» PROBLEM DETAILS
Starting at the line that contains "Enumerate this screenshot's", quote each line exactly through the last line of the entries, both included.

-- START --

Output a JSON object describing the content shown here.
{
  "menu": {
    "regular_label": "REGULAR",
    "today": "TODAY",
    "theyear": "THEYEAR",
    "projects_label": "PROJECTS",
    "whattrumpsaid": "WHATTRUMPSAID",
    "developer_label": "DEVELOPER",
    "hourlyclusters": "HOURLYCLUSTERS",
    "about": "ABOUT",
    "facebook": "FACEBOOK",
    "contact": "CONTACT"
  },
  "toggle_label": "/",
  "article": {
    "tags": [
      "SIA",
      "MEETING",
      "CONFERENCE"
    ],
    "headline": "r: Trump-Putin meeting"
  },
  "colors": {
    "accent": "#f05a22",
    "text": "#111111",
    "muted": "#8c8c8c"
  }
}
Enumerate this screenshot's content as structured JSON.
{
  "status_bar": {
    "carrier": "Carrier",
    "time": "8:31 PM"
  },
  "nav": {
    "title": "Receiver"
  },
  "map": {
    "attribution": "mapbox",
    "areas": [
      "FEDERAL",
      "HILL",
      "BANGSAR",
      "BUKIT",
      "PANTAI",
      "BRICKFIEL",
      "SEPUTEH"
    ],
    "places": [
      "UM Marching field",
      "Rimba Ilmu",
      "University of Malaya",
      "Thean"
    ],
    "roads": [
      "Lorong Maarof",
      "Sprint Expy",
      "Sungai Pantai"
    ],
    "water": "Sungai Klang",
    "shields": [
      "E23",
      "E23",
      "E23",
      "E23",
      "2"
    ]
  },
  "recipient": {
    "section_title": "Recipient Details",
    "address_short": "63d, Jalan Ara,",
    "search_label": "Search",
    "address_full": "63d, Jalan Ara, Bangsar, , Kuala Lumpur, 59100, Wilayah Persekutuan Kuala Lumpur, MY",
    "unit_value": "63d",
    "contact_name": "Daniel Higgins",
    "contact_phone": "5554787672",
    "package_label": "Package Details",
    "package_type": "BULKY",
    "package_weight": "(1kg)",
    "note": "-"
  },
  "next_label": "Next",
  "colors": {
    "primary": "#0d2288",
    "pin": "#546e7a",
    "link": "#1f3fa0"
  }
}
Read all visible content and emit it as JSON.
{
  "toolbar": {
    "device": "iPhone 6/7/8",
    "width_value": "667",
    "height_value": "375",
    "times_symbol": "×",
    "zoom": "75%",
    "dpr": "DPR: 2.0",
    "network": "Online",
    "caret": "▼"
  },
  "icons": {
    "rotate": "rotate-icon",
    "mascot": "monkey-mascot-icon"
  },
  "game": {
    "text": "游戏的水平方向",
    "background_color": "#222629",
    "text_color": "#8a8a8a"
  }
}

-- END --

» TASK SOLUTION
Enumerate this screenshot's content as structured JSON.
{
  "status_bar": {
    "carrier": "Carrier",
    "time": "8:31 PM"
  },
  "nav": {
    "title": "Receiver"
  },
  "map": {
    "attribution": "mapbox",
    "areas": [
      "FEDERAL",
      "HILL",
      "BANGSAR",
      "BUKIT",
      "PANTAI",
      "BRICKFIEL",
      "SEPUTEH"
    ],
    "places": [
      "UM Marching field",
      "Rimba Ilmu",
      "University of Malaya",
      "Thean"
    ],
    "roads": [
      "Lorong Maarof",
      "Sprint Expy",
      "Sungai Pantai"
    ],
    "water": "Sungai Klang",
    "shields": [
      "E23",
      "E23",
      "E23",
      "E23",
      "2"
    ]
  },
  "recipient": {
    "section_title": "Recipient Details",
    "address_short": "63d, Jalan Ara,",
    "search_label": "Search",
    "address_full": "63d, Jalan Ara, Bangsar, , Kuala Lumpur, 59100, Wilayah Persekutuan Kuala Lumpur, MY",
    "unit_value": "63d",
    "contact_name": "Daniel Higgins",
    "contact_phone": "5554787672",
    "package_label": "Package Details",
    "package_type": "BULKY",
    "package_weight": "(1kg)",
    "note": "-"
  },
  "next_label": "Next",
  "colors": {
    "primary": "#0d2288",
    "pin": "#546e7a",
    "link": "#1f3fa0"
  }
}
Read all visible content and emit it as JSON.
{
  "toolbar": {
    "device": "iPhone 6/7/8",
    "width_value": "667",
    "height_value": "375",
    "times_symbol": "×",
    "zoom": "75%",
    "dpr": "DPR: 2.0",
    "network": "Online",
    "caret": "▼"
  },
  "icons": {
    "rotate": "rotate-icon",
    "mascot": "monkey-mascot-icon"
  },
  "game": {
    "text": "游戏的水平方向",
    "background_color": "#222629",
    "text_color": "#8a8a8a"
  }
}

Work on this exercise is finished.